**EXERCISE SET:**
- a) List every place name in the passage on the Yawar Fiesta, leaving out the organization name.
- b) In the passage on the Yawar Fiesta, how long is the drive from Cusco to Cotabambas?
- c) Continue the passage on the Yawar Fiesta and condor conservation from its final sentence.

**TEXT BLOCK:**
+---+
As the bull twists and bucks, the frightened condor strapped to its back helplessly flaps its huge wings, almost dwarfing the enraged animal. To a chorus of battered horns, a villager with a tattered cape steps into the dusty square.
Chicha, the fermented maize juice that is the preferred tipple of many Andeans, has been flowing for hours and the man appears unsteady on his feet. The bull snags the cape on its horns as the man barely manages to sidestep the charging beast before leaping over the barrier, back into the safety of the cheering crowd.
With its roots in the colonial era, the Yawar Fiesta symbolises the struggle between the Spanish and Andean cultures, and is viewed by many Peruvians as a key part of their identity. Here in Cotabambas, a remote village a hair-raising four-hour drive from Cusco through the Apurimac Canyon, one of the deepest in the world, the festival is the highlight of the year for many locals.
But, as condor numbers plummet across Peru, this grotesque, compelling spectacle is attracting the attention of conservationists. No detailed condor census has been carried out anywhere in South America, but Rob Williams, the British head of the Frankfurt Zoological Society in the region, estimates there may now be as few as 500 wild condors in Peru and even less in Bolivia. “If we don’t get to grips with this, then the next generation of condors born in Peru could be the last,” he warns.
+---+
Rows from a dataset
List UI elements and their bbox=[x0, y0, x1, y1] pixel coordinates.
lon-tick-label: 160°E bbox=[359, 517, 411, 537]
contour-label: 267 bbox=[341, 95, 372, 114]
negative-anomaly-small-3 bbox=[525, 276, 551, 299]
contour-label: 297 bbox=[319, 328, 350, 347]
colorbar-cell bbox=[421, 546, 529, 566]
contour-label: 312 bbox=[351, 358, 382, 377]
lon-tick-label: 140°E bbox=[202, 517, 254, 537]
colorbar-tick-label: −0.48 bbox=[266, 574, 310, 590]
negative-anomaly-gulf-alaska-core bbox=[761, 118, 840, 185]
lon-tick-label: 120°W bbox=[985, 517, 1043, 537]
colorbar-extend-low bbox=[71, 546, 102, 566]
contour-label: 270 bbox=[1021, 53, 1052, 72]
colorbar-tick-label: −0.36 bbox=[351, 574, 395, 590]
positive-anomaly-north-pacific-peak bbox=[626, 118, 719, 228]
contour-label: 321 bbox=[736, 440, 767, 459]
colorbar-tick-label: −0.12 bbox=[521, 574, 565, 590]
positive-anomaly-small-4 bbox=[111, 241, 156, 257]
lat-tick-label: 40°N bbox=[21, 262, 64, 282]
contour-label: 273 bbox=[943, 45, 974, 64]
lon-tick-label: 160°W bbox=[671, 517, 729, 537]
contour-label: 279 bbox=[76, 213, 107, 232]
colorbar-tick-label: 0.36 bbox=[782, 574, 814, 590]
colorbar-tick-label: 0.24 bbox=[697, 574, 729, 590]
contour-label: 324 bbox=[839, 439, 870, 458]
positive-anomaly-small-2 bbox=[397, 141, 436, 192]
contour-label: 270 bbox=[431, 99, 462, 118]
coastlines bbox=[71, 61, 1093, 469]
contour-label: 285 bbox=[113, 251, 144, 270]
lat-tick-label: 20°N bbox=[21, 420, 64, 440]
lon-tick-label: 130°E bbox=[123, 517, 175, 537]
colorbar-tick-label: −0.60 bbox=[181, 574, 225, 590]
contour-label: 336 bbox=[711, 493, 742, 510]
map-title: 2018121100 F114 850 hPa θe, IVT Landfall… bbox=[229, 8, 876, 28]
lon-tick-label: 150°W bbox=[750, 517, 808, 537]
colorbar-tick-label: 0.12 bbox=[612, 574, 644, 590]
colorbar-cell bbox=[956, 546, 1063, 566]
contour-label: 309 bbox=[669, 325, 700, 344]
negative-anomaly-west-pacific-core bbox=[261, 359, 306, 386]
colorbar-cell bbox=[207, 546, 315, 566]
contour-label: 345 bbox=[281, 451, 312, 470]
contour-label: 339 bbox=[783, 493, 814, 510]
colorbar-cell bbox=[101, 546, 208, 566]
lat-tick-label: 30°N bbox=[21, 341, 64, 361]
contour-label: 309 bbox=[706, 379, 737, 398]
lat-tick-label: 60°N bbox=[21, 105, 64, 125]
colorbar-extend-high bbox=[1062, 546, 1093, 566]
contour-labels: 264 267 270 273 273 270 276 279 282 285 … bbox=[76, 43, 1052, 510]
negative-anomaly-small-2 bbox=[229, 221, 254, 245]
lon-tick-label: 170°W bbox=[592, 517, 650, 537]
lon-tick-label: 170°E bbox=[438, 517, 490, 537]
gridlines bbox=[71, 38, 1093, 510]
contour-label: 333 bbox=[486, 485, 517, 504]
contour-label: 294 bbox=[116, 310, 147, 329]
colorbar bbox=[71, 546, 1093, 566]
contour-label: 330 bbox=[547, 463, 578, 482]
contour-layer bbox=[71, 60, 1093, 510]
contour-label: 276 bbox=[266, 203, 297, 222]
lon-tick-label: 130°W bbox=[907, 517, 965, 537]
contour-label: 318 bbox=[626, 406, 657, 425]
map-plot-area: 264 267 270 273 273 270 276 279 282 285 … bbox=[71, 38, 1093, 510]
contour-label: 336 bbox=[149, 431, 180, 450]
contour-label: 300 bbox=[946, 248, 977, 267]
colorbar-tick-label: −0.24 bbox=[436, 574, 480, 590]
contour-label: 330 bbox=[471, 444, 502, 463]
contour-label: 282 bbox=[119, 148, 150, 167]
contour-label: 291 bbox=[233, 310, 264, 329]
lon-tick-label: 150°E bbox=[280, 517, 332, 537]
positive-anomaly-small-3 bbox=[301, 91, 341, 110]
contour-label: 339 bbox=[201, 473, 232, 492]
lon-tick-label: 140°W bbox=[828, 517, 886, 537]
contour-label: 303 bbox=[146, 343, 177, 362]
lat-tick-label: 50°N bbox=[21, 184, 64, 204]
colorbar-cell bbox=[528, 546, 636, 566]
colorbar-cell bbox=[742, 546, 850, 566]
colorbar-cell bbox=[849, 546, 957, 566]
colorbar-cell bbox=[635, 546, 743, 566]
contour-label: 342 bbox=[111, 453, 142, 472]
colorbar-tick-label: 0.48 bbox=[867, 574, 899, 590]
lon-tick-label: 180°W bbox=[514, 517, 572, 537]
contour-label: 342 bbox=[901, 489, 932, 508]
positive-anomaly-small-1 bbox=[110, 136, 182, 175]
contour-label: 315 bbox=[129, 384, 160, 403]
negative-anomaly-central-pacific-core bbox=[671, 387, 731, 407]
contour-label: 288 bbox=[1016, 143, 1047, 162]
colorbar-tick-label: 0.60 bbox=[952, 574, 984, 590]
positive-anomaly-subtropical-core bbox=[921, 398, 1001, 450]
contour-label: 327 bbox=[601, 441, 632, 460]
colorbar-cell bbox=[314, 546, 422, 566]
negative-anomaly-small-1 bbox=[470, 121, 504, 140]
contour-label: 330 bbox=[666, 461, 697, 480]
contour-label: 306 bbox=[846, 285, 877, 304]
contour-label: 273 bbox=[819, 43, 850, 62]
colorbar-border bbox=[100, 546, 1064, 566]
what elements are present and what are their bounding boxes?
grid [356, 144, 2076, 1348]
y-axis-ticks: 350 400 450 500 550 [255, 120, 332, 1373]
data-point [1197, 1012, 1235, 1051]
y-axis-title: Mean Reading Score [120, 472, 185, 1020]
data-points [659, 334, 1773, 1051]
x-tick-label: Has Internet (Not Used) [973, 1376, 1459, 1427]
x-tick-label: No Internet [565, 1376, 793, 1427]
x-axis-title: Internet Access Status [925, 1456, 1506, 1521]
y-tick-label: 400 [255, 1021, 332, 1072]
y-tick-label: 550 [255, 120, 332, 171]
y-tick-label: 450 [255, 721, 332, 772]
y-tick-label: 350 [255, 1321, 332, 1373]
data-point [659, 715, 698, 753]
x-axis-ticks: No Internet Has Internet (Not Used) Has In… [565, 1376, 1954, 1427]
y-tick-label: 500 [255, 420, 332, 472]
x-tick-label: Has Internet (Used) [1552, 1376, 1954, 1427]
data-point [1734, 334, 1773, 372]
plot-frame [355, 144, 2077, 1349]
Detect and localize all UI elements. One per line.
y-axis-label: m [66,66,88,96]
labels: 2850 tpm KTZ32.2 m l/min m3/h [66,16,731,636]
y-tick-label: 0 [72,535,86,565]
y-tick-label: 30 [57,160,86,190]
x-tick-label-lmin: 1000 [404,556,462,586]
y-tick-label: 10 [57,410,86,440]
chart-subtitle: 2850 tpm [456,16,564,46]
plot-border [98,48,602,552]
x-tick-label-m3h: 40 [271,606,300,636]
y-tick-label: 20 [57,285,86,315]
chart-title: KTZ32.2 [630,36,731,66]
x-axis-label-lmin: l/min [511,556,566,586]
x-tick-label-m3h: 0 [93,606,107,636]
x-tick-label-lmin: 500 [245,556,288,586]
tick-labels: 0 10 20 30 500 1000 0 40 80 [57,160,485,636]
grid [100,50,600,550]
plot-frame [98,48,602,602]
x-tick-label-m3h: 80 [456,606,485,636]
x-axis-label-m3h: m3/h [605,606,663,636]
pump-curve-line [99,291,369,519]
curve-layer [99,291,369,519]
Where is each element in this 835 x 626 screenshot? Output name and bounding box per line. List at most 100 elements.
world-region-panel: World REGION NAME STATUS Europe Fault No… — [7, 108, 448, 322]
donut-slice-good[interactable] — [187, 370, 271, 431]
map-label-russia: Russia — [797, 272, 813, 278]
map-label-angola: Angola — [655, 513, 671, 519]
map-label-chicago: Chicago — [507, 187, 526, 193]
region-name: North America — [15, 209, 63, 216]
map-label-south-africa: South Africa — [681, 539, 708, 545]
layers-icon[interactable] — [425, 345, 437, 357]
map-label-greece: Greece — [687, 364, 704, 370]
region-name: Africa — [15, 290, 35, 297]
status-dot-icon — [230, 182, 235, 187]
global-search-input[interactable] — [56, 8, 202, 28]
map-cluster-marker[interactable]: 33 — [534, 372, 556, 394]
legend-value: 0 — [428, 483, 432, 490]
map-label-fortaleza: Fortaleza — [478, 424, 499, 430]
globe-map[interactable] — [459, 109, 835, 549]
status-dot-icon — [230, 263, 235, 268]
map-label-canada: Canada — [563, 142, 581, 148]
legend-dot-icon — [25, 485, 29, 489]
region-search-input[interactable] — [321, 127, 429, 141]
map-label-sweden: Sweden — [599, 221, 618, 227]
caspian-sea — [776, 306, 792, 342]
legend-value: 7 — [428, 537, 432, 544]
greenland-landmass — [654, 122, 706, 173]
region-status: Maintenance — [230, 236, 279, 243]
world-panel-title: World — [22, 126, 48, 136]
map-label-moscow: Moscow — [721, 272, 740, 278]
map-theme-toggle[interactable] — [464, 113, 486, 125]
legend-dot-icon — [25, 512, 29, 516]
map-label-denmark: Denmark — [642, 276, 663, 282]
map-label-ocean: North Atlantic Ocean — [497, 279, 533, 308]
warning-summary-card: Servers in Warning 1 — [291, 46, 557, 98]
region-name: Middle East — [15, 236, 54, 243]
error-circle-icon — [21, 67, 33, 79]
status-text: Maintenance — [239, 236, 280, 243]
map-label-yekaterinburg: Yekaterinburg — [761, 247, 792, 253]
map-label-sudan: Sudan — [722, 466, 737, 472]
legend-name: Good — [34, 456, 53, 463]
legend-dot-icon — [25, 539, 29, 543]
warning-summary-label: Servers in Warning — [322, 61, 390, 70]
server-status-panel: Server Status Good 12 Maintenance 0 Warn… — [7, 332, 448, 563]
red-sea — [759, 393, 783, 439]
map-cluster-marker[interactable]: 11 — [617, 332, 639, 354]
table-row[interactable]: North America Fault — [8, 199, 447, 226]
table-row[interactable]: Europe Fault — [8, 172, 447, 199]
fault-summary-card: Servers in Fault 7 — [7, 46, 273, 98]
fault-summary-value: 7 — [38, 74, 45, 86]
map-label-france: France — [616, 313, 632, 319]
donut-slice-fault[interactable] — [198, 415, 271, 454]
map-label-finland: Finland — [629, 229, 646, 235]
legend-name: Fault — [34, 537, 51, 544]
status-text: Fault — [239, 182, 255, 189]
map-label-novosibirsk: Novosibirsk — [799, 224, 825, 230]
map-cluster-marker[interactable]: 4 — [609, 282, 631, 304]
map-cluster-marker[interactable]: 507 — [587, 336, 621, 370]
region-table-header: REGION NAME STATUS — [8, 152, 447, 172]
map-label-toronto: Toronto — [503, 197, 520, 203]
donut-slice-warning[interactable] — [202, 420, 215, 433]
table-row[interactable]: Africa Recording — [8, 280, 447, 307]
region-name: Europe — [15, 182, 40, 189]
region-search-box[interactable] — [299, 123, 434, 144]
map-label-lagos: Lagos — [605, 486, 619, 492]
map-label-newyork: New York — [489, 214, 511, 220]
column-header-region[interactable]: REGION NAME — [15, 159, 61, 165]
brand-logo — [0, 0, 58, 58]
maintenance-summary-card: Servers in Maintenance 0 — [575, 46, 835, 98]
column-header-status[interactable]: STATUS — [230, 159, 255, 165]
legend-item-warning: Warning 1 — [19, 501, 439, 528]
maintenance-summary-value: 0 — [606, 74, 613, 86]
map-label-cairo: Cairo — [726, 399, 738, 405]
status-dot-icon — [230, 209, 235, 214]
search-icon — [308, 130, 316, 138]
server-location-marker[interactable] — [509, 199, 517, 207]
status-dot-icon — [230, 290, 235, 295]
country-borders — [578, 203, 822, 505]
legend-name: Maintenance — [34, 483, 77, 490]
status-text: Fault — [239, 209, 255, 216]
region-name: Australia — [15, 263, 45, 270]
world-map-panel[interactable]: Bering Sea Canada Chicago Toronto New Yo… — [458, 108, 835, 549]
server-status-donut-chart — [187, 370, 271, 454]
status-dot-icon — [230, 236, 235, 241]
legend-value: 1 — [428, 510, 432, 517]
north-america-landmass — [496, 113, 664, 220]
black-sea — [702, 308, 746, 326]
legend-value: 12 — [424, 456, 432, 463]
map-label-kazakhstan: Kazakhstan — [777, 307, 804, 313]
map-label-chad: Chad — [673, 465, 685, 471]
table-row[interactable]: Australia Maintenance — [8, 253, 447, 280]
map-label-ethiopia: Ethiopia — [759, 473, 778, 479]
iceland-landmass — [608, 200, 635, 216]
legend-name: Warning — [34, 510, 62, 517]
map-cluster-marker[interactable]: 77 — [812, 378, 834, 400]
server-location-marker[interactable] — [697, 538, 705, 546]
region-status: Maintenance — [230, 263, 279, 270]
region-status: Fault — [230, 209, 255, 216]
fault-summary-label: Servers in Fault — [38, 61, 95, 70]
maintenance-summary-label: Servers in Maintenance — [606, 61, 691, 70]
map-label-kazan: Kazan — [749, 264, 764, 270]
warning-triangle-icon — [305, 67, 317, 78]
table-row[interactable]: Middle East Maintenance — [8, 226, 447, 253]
+---+
**ANSWERS TO EACH TASK:**
- a) Cotabambas, Cusco, the Apurimac Canyon, Peru, South America, Bolivia

- b) It is a four-hour drive through the Apurimac Canyon.

- c)
At the root of the problem is society’s efficiency in removing carrion. Dead animals are no longer left to rot and provide food for the condor. Today, when a farm animal dies in the field, it is typically thrown into the back of a pick-up truck and makes its way into the human food chain. And condors, which do not reach sexual maturity until around 12 years and breed just one chick every three years in good conditions, are particularly vulnerable to any disturbances to their population.
But there are other threats too. Trading in condor parts is illegal in Peru but feathers, bones and even entire, desiccated wings are sold openly in Cusco and other tourism hotspots.
In one souvenir shop just a block from Cusco’s main square, The Independent saw a plastic shopping bag stuffed with condor feathers, each being sold for around £9.
And the Yawar Fiesta is also taking its toll. Dr Williams is aware of 37 communities across Peru that hold Yawar Fiestas, some using up to four condors at a time. Although the condors are usually released after the ceremony, Dr Williams suspects many may be too injured or traumatised to survive – an unsustainable strain on the current depleted condor population.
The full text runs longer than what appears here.